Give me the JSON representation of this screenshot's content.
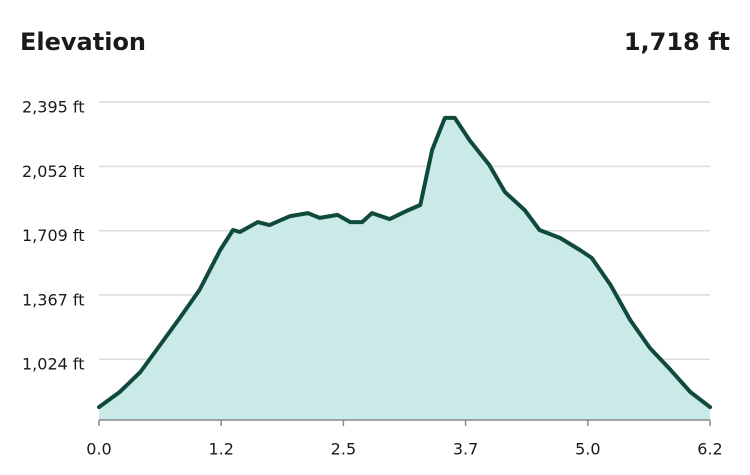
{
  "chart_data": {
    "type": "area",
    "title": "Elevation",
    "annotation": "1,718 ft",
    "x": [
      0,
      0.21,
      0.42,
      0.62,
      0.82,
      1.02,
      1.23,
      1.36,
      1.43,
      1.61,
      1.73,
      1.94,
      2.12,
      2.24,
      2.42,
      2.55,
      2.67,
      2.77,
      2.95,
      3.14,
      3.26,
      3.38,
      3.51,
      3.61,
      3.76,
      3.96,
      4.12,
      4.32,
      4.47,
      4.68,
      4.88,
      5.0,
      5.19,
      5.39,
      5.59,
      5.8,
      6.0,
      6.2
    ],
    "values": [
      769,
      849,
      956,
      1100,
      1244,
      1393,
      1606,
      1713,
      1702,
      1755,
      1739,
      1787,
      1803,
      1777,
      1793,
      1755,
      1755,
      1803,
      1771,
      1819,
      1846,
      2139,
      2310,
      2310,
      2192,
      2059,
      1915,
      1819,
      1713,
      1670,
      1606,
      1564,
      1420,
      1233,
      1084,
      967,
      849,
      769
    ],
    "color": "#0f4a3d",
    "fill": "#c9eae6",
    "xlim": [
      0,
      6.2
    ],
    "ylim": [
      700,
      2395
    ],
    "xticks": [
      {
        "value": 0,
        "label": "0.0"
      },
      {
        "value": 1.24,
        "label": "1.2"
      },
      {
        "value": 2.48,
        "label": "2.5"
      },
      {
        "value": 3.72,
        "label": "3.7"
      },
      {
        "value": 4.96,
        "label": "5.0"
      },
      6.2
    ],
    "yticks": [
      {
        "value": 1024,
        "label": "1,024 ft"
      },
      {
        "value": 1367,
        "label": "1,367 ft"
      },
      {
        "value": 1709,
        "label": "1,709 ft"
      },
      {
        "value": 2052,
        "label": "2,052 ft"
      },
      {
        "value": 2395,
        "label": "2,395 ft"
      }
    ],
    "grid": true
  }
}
○ ○ ○ ○ ○
= Exercise prompt =
Leave out the pictures and reproduce the rest of the listing exactly.

= The result =
Give me the JSON representation of this screenshot's content.
{
  "chart_data": {
    "type": "area",
    "title": "Elevation",
    "annotation": "1,718 ft",
    "x": [
      0,
      0.21,
      0.42,
      0.62,
      0.82,
      1.02,
      1.23,
      1.36,
      1.43,
      1.61,
      1.73,
      1.94,
      2.12,
      2.24,
      2.42,
      2.55,
      2.67,
      2.77,
      2.95,
      3.14,
      3.26,
      3.38,
      3.51,
      3.61,
      3.76,
      3.96,
      4.12,
      4.32,
      4.47,
      4.68,
      4.88,
      5.0,
      5.19,
      5.39,
      5.59,
      5.8,
      6.0,
      6.2
    ],
    "values": [
      769,
      849,
      956,
      1100,
      1244,
      1393,
      1606,
      1713,
      1702,
      1755,
      1739,
      1787,
      1803,
      1777,
      1793,
      1755,
      1755,
      1803,
      1771,
      1819,
      1846,
      2139,
      2310,
      2310,
      2192,
      2059,
      1915,
      1819,
      1713,
      1670,
      1606,
      1564,
      1420,
      1233,
      1084,
      967,
      849,
      769
    ],
    "color": "#0f4a3d",
    "fill": "#c9eae6",
    "xlim": [
      0,
      6.2
    ],
    "ylim": [
      700,
      2395
    ],
    "xticks": [
      {
        "value": 0,
        "label": "0.0"
      },
      {
        "value": 1.24,
        "label": "1.2"
      },
      {
        "value": 2.48,
        "label": "2.5"
      },
      {
        "value": 3.72,
        "label": "3.7"
      },
      {
        "value": 4.96,
        "label": "5.0"
      },
      6.2
    ],
    "yticks": [
      {
        "value": 1024,
        "label": "1,024 ft"
      },
      {
        "value": 1367,
        "label": "1,367 ft"
      },
      {
        "value": 1709,
        "label": "1,709 ft"
      },
      {
        "value": 2052,
        "label": "2,052 ft"
      },
      {
        "value": 2395,
        "label": "2,395 ft"
      }
    ],
    "grid": true
  }
}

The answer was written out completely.